TASK REQUIREMENTS:
Each record below is to be reproduced without any change.

WORKING DATA:
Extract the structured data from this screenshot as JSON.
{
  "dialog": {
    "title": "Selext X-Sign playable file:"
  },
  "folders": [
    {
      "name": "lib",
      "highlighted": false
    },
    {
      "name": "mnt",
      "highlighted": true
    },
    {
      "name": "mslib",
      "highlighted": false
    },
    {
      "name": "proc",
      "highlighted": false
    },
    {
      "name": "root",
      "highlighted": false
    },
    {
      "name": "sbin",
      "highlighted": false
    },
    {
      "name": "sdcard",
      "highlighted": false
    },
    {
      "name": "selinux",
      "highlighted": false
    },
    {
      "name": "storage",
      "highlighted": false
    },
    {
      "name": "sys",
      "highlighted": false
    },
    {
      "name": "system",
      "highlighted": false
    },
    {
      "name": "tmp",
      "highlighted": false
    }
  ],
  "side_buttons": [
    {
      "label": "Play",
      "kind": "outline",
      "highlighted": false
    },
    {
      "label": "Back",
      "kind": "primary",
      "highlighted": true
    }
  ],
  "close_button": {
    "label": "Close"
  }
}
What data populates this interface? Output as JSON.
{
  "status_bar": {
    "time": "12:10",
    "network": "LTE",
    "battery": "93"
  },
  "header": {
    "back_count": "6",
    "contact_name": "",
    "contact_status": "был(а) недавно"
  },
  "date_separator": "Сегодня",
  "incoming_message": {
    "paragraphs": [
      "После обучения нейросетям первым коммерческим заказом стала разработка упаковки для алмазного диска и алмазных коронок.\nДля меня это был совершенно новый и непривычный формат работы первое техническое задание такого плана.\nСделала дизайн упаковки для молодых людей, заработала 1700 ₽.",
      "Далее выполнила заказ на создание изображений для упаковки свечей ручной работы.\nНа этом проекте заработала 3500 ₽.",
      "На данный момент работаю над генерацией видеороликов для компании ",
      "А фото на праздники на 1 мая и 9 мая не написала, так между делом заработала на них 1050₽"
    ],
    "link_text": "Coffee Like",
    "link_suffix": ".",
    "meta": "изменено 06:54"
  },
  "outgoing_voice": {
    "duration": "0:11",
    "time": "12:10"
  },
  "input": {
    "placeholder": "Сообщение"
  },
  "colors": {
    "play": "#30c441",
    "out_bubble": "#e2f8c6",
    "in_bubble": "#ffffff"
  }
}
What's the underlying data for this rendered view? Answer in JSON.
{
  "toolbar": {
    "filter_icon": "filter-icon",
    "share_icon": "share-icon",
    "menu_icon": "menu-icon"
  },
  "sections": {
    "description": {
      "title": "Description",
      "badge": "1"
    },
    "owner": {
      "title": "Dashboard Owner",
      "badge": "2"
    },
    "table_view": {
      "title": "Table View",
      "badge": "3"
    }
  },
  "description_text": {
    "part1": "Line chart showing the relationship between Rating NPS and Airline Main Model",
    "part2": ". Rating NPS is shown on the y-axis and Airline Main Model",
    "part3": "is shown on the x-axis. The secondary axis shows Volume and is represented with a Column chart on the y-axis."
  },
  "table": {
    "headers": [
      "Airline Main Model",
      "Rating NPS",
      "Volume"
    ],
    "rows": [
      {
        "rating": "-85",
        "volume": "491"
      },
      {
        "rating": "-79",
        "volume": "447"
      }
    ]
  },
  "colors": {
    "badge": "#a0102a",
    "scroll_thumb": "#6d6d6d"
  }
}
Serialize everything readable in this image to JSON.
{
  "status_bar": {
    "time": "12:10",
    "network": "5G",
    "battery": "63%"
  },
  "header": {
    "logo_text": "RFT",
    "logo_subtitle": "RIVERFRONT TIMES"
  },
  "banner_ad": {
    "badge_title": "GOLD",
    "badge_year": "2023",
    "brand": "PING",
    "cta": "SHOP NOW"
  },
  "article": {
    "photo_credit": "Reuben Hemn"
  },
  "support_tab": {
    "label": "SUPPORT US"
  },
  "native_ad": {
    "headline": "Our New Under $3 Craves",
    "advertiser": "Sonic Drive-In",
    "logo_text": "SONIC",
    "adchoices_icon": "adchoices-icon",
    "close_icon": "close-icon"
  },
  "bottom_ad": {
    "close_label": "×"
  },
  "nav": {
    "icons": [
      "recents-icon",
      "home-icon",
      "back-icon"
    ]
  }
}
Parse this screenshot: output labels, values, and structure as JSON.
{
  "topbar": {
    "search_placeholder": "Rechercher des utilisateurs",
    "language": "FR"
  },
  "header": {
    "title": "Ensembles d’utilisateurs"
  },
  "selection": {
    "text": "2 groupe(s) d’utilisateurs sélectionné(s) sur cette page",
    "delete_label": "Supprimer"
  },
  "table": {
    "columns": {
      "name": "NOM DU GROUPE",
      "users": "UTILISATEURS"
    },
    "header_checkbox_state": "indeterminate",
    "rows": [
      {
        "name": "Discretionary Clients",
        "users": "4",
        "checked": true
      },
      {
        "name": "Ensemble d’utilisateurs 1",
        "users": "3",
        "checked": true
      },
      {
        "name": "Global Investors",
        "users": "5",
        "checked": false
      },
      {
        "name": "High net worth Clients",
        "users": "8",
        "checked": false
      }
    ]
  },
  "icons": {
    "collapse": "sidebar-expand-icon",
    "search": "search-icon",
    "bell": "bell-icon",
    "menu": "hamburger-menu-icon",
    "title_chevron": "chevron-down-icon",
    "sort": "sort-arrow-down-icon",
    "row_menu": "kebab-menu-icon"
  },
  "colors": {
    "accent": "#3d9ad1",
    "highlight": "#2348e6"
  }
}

RESULT FOR THIS TASK:
Extract the structured data from this screenshot as JSON.
{
  "dialog": {
    "title": "Selext X-Sign playable file:"
  },
  "folders": [
    {
      "name": "lib",
      "highlighted": false
    },
    {
      "name": "mnt",
      "highlighted": true
    },
    {
      "name": "mslib",
      "highlighted": false
    },
    {
      "name": "proc",
      "highlighted": false
    },
    {
      "name": "root",
      "highlighted": false
    },
    {
      "name": "sbin",
      "highlighted": false
    },
    {
      "name": "sdcard",
      "highlighted": false
    },
    {
      "name": "selinux",
      "highlighted": false
    },
    {
      "name": "storage",
      "highlighted": false
    },
    {
      "name": "sys",
      "highlighted": false
    },
    {
      "name": "system",
      "highlighted": false
    },
    {
      "name": "tmp",
      "highlighted": false
    }
  ],
  "side_buttons": [
    {
      "label": "Play",
      "kind": "outline",
      "highlighted": false
    },
    {
      "label": "Back",
      "kind": "primary",
      "highlighted": true
    }
  ],
  "close_button": {
    "label": "Close"
  }
}
What data populates this interface? Output as JSON.
{
  "status_bar": {
    "time": "12:10",
    "network": "LTE",
    "battery": "93"
  },
  "header": {
    "back_count": "6",
    "contact_name": "",
    "contact_status": "был(а) недавно"
  },
  "date_separator": "Сегодня",
  "incoming_message": {
    "paragraphs": [
      "После обучения нейросетям первым коммерческим заказом стала разработка упаковки для алмазного диска и алмазных коронок.\nДля меня это был совершенно новый и непривычный формат работы первое техническое задание такого плана.\nСделала дизайн упаковки для молодых людей, заработала 1700 ₽.",
      "Далее выполнила заказ на создание изображений для упаковки свечей ручной работы.\nНа этом проекте заработала 3500 ₽.",
      "На данный момент работаю над генерацией видеороликов для компании ",
      "А фото на праздники на 1 мая и 9 мая не написала, так между делом заработала на них 1050₽"
    ],
    "link_text": "Coffee Like",
    "link_suffix": ".",
    "meta": "изменено 06:54"
  },
  "outgoing_voice": {
    "duration": "0:11",
    "time": "12:10"
  },
  "input": {
    "placeholder": "Сообщение"
  },
  "colors": {
    "play": "#30c441",
    "out_bubble": "#e2f8c6",
    "in_bubble": "#ffffff"
  }
}
What's the underlying data for this rendered view? Answer in JSON.
{
  "toolbar": {
    "filter_icon": "filter-icon",
    "share_icon": "share-icon",
    "menu_icon": "menu-icon"
  },
  "sections": {
    "description": {
      "title": "Description",
      "badge": "1"
    },
    "owner": {
      "title": "Dashboard Owner",
      "badge": "2"
    },
    "table_view": {
      "title": "Table View",
      "badge": "3"
    }
  },
  "description_text": {
    "part1": "Line chart showing the relationship between Rating NPS and Airline Main Model",
    "part2": ". Rating NPS is shown on the y-axis and Airline Main Model",
    "part3": "is shown on the x-axis. The secondary axis shows Volume and is represented with a Column chart on the y-axis."
  },
  "table": {
    "headers": [
      "Airline Main Model",
      "Rating NPS",
      "Volume"
    ],
    "rows": [
      {
        "rating": "-85",
        "volume": "491"
      },
      {
        "rating": "-79",
        "volume": "447"
      }
    ]
  },
  "colors": {
    "badge": "#a0102a",
    "scroll_thumb": "#6d6d6d"
  }
}
Serialize everything readable in this image to JSON.
{
  "status_bar": {
    "time": "12:10",
    "network": "5G",
    "battery": "63%"
  },
  "header": {
    "logo_text": "RFT",
    "logo_subtitle": "RIVERFRONT TIMES"
  },
  "banner_ad": {
    "badge_title": "GOLD",
    "badge_year": "2023",
    "brand": "PING",
    "cta": "SHOP NOW"
  },
  "article": {
    "photo_credit": "Reuben Hemn"
  },
  "support_tab": {
    "label": "SUPPORT US"
  },
  "native_ad": {
    "headline": "Our New Under $3 Craves",
    "advertiser": "Sonic Drive-In",
    "logo_text": "SONIC",
    "adchoices_icon": "adchoices-icon",
    "close_icon": "close-icon"
  },
  "bottom_ad": {
    "close_label": "×"
  },
  "nav": {
    "icons": [
      "recents-icon",
      "home-icon",
      "back-icon"
    ]
  }
}
Parse this screenshot: output labels, values, and structure as JSON.
{
  "topbar": {
    "search_placeholder": "Rechercher des utilisateurs",
    "language": "FR"
  },
  "header": {
    "title": "Ensembles d’utilisateurs"
  },
  "selection": {
    "text": "2 groupe(s) d’utilisateurs sélectionné(s) sur cette page",
    "delete_label": "Supprimer"
  },
  "table": {
    "columns": {
      "name": "NOM DU GROUPE",
      "users": "UTILISATEURS"
    },
    "header_checkbox_state": "indeterminate",
    "rows": [
      {
        "name": "Discretionary Clients",
        "users": "4",
        "checked": true
      },
      {
        "name": "Ensemble d’utilisateurs 1",
        "users": "3",
        "checked": true
      },
      {
        "name": "Global Investors",
        "users": "5",
        "checked": false
      },
      {
        "name": "High net worth Clients",
        "users": "8",
        "checked": false
      }
    ]
  },
  "icons": {
    "collapse": "sidebar-expand-icon",
    "search": "search-icon",
    "bell": "bell-icon",
    "menu": "hamburger-menu-icon",
    "title_chevron": "chevron-down-icon",
    "sort": "sort-arrow-down-icon",
    "row_menu": "kebab-menu-icon"
  },
  "colors": {
    "accent": "#3d9ad1",
    "highlight": "#2348e6"
  }
}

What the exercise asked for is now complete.